### SET PROBLEM
Pull every line containing the word "حسين" from the records.

-- DATA TO USE start --

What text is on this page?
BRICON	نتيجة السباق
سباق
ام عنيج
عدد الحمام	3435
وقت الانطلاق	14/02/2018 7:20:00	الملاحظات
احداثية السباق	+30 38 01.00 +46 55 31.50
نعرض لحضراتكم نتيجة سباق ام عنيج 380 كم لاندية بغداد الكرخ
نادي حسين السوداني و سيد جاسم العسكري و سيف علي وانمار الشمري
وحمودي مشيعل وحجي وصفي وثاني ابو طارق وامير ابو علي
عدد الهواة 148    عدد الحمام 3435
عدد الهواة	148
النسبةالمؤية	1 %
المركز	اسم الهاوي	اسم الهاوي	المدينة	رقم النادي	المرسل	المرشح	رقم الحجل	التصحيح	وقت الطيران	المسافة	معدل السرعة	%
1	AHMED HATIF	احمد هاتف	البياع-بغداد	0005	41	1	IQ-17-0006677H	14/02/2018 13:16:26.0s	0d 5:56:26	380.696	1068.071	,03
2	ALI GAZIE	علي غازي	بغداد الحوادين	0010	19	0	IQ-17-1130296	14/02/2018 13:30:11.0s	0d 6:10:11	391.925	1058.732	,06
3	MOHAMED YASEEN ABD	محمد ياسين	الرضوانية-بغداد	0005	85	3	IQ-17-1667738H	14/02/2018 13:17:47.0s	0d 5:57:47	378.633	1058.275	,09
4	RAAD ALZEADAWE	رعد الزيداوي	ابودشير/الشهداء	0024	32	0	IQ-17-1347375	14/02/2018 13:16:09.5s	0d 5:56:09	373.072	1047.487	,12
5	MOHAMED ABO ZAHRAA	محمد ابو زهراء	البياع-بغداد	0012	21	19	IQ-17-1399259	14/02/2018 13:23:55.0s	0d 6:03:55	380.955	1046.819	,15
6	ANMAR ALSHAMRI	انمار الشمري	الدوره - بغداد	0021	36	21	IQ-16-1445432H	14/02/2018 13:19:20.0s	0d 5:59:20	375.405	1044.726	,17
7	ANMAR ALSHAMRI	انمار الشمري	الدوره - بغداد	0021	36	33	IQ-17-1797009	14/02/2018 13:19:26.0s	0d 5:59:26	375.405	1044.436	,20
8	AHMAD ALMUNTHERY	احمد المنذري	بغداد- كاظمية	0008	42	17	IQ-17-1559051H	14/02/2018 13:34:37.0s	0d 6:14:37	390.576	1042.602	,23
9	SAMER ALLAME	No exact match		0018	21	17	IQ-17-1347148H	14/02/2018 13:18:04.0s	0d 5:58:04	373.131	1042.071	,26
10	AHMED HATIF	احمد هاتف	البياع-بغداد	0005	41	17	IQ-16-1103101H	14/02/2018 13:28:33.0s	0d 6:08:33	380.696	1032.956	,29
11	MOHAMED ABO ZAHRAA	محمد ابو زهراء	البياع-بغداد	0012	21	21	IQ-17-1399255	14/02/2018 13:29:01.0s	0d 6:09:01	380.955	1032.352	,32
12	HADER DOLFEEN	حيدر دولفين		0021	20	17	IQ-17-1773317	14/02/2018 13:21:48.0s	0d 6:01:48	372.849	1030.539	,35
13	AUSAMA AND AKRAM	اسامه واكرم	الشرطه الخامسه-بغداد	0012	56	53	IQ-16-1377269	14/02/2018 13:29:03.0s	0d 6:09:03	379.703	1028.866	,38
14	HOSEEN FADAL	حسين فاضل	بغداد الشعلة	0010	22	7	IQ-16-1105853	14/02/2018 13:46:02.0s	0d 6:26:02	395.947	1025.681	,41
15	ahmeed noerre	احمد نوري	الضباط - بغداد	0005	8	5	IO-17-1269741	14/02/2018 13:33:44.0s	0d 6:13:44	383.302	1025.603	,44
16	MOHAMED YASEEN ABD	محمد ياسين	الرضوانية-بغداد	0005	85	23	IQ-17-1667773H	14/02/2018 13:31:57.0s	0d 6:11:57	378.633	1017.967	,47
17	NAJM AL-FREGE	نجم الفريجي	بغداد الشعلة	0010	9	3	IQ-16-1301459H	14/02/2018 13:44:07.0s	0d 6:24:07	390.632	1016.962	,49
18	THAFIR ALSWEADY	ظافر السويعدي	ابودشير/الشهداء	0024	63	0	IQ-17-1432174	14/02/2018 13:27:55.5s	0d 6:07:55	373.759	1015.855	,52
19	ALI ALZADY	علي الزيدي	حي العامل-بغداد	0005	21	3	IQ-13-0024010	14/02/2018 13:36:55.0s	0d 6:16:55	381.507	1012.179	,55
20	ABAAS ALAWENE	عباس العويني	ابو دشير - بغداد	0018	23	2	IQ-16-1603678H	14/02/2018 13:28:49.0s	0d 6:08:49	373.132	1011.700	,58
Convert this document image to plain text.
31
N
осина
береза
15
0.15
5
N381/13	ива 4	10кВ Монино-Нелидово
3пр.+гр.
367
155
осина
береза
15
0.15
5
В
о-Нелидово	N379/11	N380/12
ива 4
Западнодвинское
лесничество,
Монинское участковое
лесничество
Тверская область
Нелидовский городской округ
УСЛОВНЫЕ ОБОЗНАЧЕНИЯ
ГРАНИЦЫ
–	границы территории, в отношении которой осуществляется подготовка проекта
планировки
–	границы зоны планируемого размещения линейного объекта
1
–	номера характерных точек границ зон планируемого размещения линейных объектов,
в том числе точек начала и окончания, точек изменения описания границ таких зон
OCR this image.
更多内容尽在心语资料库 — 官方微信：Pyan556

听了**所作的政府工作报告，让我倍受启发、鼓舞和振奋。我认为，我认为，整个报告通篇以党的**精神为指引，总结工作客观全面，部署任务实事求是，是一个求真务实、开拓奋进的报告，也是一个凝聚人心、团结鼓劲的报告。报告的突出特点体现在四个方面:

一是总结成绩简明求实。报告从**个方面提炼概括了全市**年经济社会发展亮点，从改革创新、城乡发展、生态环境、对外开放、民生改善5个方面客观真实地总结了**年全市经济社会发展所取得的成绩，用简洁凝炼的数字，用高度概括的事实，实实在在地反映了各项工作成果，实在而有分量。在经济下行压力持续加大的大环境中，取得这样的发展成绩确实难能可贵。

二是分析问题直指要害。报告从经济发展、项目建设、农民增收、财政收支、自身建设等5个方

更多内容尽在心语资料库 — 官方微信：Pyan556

-- DATA TO USE end --

### TASK RESPONSE
نادي حسين السوداني و سيد جاسم العسكري و سيف علي وانمار الشمري
14	HOSEEN FADAL	حسين فاضل	بغداد الشعلة	0010	22	7	IQ-16-1105853	14/02/2018 13:46:02.0s	0d 6:26:02	395.947	1025.681	,41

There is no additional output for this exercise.